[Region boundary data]
[Begin]

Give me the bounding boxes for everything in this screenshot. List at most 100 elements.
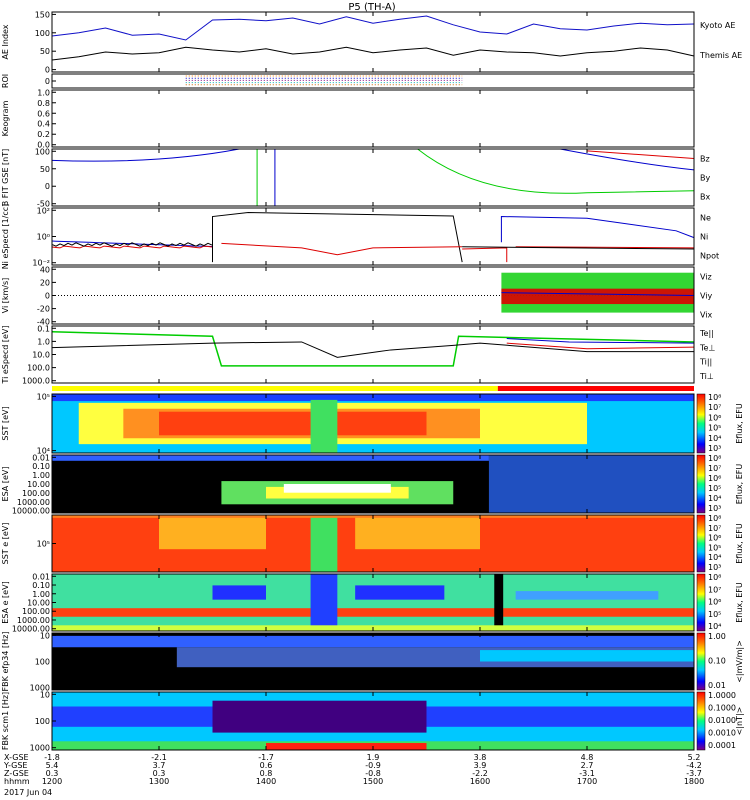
esa_ion-cb-tick: 10³ [708,504,721,513]
sst_ion-cb-label: Eflux, EFU [735,403,744,444]
temperature-ti-par [51,330,695,367]
mode-bar-slow [52,386,498,391]
sst_elec-band [310,515,338,572]
sst_ion-band [310,399,338,453]
xaxis-value: 1700 [577,777,597,786]
keogram-ytick-label: 0.6 [37,109,50,118]
sst_ion-cb-tick: 10⁶ [708,413,721,422]
density-ytick-label: 10² [37,206,50,215]
date-label: 2017 Jun 04 [4,788,52,797]
keogram-ytick-label: 0.8 [37,99,50,108]
density-ytick-label: 10⁰ [37,233,50,242]
esa_elec-ytick-label: 10.00 [27,599,50,608]
fbk_b-band [212,700,427,733]
esa_elec-cb-tick: 10⁴ [708,622,721,631]
fbk_e-ytick-label: 1000 [30,684,50,693]
xaxis-value: 0.8 [260,769,273,778]
ae-ylabel: AE Index [1,24,10,59]
xaxis-value: 4.8 [581,753,594,762]
esa_elec-ylabel: ESA e [eV] [1,581,10,623]
sst_ion-band [159,411,427,436]
esa_ion-colorbar [696,454,706,514]
esa_ion-cb-tick: 10⁵ [708,484,721,493]
bfield-bx-late [560,148,695,171]
fbk_e-cb-tick: 0.10 [708,657,726,666]
fbk_e-cb-label: <|mV/m|> [735,640,744,683]
velocity-viz-band [501,288,694,305]
velocity-ylabel: Vi [km/s] [1,278,10,314]
fbk_e-ylabel: FBK efp34 [Hz] [1,632,10,692]
velocity-ytick-label: -40 [37,318,50,327]
fbk_e-colorbar [696,632,706,691]
temperature-legend-2: Ti|| [699,358,712,367]
xaxis-value: 3.8 [474,753,487,762]
sst_elec-cb-tick: 10⁸ [708,514,721,523]
xaxis-value: -1.7 [258,753,274,762]
esa_elec-band [52,608,694,617]
sst_elec-cb-tick: 10⁵ [708,543,721,552]
velocity-legend-2: Vix [700,311,713,320]
velocity-ytick-label: 20 [40,278,50,287]
plot-title: P5 (TH-A) [348,2,395,13]
sst_elec-ylabel: SST e [eV] [1,523,10,565]
fbk_b-ylabel: FBK scm1 [Hz] [1,692,10,750]
xaxis-value: -1.8 [44,753,60,762]
velocity-legend-1: Viy [700,292,713,301]
velocity-vix-line [501,292,695,296]
bfield-ytick-label: 0 [45,182,50,191]
xaxis-row-label: hhmm [4,777,30,786]
esa_ion-ytick-label: 10.00 [27,480,50,489]
density-ne-late [462,246,695,263]
ae-legend-1: Themis AE [699,51,742,60]
xaxis-value: 1300 [149,777,169,786]
keogram-frame [51,89,695,148]
ae-ytick-label: 150 [35,10,50,19]
fbk_e-cb-tick: 1.00 [708,632,726,641]
xaxis-value: 0.3 [153,769,166,778]
sst_ion-cb-tick: 10⁴ [708,434,721,443]
density-ylabel: Ni eSpecd [1/cc] [1,204,10,270]
fbk_e-ytick-label: 10 [40,631,50,640]
esa_ion-cb-label: Eflux, EFU [735,464,744,505]
xaxis-row-label: Y-GSE [3,761,27,770]
esa_ion-ytick-label: 0.01 [32,453,50,462]
sst_elec-cb-tick: 10⁷ [708,524,721,533]
xaxis-value: -4.2 [686,761,702,770]
bfield-legend-2: Bx [700,193,710,202]
fbk_b-cb-tick: 1.0000 [708,691,736,700]
density-legend-2: Npot [700,252,719,261]
temperature-ytick-label: 10.0 [32,351,50,360]
density-legend-0: Ne [700,214,711,223]
fbk_b-cb-label: <|nT|> [735,707,744,736]
temperature-ylabel: Ti eSpecd [eV] [1,325,10,384]
sst_ion-cb-tick: 10⁷ [708,403,721,412]
bfield-frame [51,148,695,207]
sst_ion-ylabel: SST [eV] [1,406,10,440]
sst_ion-colorbar [696,393,706,454]
xaxis-value: -0.8 [365,769,381,778]
sst_ion-cb-tick: 10⁸ [708,393,721,402]
xaxis-row-label: X-GSE [4,753,29,762]
sst_elec-ytick-label: 10⁵ [37,540,50,549]
xaxis-value: 3.9 [474,761,487,770]
esa_ion-cb-tick: 10⁴ [708,494,721,503]
esa_elec-cb-tick: 10⁷ [708,585,721,594]
xaxis-value: -2.1 [151,753,167,762]
xaxis-value: -3.1 [579,769,595,778]
temperature-legend-3: Ti⊥ [699,372,714,381]
esa_elec-band [310,574,338,631]
fbk_b-cb-tick: 0.0010 [708,729,736,738]
sst_elec-band [159,515,266,550]
bfield-bz-late [586,150,695,159]
sst_ion-ytick-label: 10⁵ [37,392,50,401]
temperature-ytick-label: 0.1 [37,324,50,333]
sst_ion-ytick-label: 10⁴ [37,447,50,456]
xaxis-value: -0.9 [365,761,381,770]
density-npot [51,240,213,248]
esa_elec-colorbar [696,573,706,632]
esa_ion-band [488,455,694,513]
temperature-legend-0: Te|| [699,329,714,338]
fbk_b-colorbar [696,691,706,751]
fbk_e-cb-tick: 0.01 [708,681,726,690]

[End]

What the task asks: Copy all of the material above line for line without changing anything. Leave out the picture.

The completed task:
Give me the bounding boxes for everything in this screenshot. List at most 100 elements.
esa_ion-cb-tick: 10³ [708,504,721,513]
sst_ion-cb-label: Eflux, EFU [735,403,744,444]
temperature-ti-par [51,330,695,367]
mode-bar-slow [52,386,498,391]
sst_elec-band [310,515,338,572]
sst_ion-band [310,399,338,453]
xaxis-value: 1700 [577,777,597,786]
keogram-ytick-label: 0.6 [37,109,50,118]
sst_ion-cb-tick: 10⁶ [708,413,721,422]
density-ytick-label: 10² [37,206,50,215]
date-label: 2017 Jun 04 [4,788,52,797]
keogram-ytick-label: 0.8 [37,99,50,108]
density-ytick-label: 10⁰ [37,233,50,242]
esa_elec-ytick-label: 10.00 [27,599,50,608]
fbk_b-band [212,700,427,733]
esa_elec-cb-tick: 10⁴ [708,622,721,631]
fbk_e-ytick-label: 1000 [30,684,50,693]
xaxis-value: 0.8 [260,769,273,778]
ae-ylabel: AE Index [1,24,10,59]
xaxis-value: 4.8 [581,753,594,762]
esa_elec-ylabel: ESA e [eV] [1,581,10,623]
sst_ion-band [159,411,427,436]
esa_ion-colorbar [696,454,706,514]
esa_ion-cb-tick: 10⁵ [708,484,721,493]
bfield-bx-late [560,148,695,171]
fbk_e-cb-tick: 0.10 [708,657,726,666]
fbk_e-cb-label: <|mV/m|> [735,640,744,683]
velocity-viz-band [501,288,694,305]
velocity-ylabel: Vi [km/s] [1,278,10,314]
fbk_e-ylabel: FBK efp34 [Hz] [1,632,10,692]
velocity-ytick-label: -40 [37,318,50,327]
fbk_e-colorbar [696,632,706,691]
temperature-legend-2: Ti|| [699,358,712,367]
xaxis-value: 3.8 [474,753,487,762]
sst_elec-cb-tick: 10⁸ [708,514,721,523]
xaxis-value: -1.7 [258,753,274,762]
esa_elec-band [52,608,694,617]
sst_elec-cb-tick: 10⁵ [708,543,721,552]
velocity-legend-2: Vix [700,311,713,320]
velocity-ytick-label: 20 [40,278,50,287]
plot-title: P5 (TH-A) [348,2,395,13]
sst_elec-ylabel: SST e [eV] [1,523,10,565]
fbk_b-ylabel: FBK scm1 [Hz] [1,692,10,750]
xaxis-value: -1.8 [44,753,60,762]
velocity-legend-1: Viy [700,292,713,301]
velocity-vix-line [501,292,695,296]
bfield-ytick-label: 0 [45,182,50,191]
xaxis-row-label: hhmm [4,777,30,786]
esa_ion-ytick-label: 10.00 [27,480,50,489]
density-ne-late [462,246,695,263]
ae-legend-1: Themis AE [699,51,742,60]
xaxis-value: 1300 [149,777,169,786]
keogram-frame [51,89,695,148]
ae-ytick-label: 150 [35,10,50,19]
fbk_e-cb-tick: 1.00 [708,632,726,641]
xaxis-value: 0.3 [153,769,166,778]
sst_ion-cb-tick: 10⁴ [708,434,721,443]
density-ylabel: Ni eSpecd [1/cc] [1,204,10,270]
fbk_e-ytick-label: 10 [40,631,50,640]
esa_ion-cb-label: Eflux, EFU [735,464,744,505]
xaxis-row-label: Y-GSE [3,761,27,770]
esa_ion-ytick-label: 0.01 [32,453,50,462]
sst_elec-cb-tick: 10⁷ [708,524,721,533]
xaxis-value: -4.2 [686,761,702,770]
bfield-legend-2: Bx [700,193,710,202]
fbk_b-cb-tick: 1.0000 [708,691,736,700]
density-legend-2: Npot [700,252,719,261]
temperature-ytick-label: 10.0 [32,351,50,360]
density-legend-0: Ne [700,214,711,223]
fbk_b-cb-label: <|nT|> [735,707,744,736]
temperature-ylabel: Ti eSpecd [eV] [1,325,10,384]
sst_ion-cb-tick: 10⁷ [708,403,721,412]
bfield-frame [51,148,695,207]
sst_ion-ylabel: SST [eV] [1,406,10,440]
sst_ion-colorbar [696,393,706,454]
xaxis-value: -0.8 [365,769,381,778]
sst_ion-cb-tick: 10⁸ [708,393,721,402]
xaxis-row-label: X-GSE [4,753,29,762]
sst_elec-ytick-label: 10⁵ [37,540,50,549]
xaxis-value: 3.9 [474,761,487,770]
esa_ion-cb-tick: 10⁴ [708,494,721,503]
esa_elec-cb-tick: 10⁷ [708,585,721,594]
xaxis-value: -2.1 [151,753,167,762]
xaxis-value: -3.1 [579,769,595,778]
temperature-legend-3: Ti⊥ [699,372,714,381]
esa_elec-band [310,574,338,631]
fbk_b-cb-tick: 0.0010 [708,729,736,738]
sst_elec-band [159,515,266,550]
bfield-bz-late [586,150,695,159]
sst_ion-ytick-label: 10⁵ [37,392,50,401]
temperature-ytick-label: 0.1 [37,324,50,333]
sst_ion-ytick-label: 10⁴ [37,447,50,456]
xaxis-value: -0.9 [365,761,381,770]
density-npot [51,240,213,248]
esa_elec-colorbar [696,573,706,632]
esa_ion-band [488,455,694,513]
temperature-legend-0: Te|| [699,329,714,338]
fbk_b-colorbar [696,691,706,751]
fbk_e-cb-tick: 0.01 [708,681,726,690]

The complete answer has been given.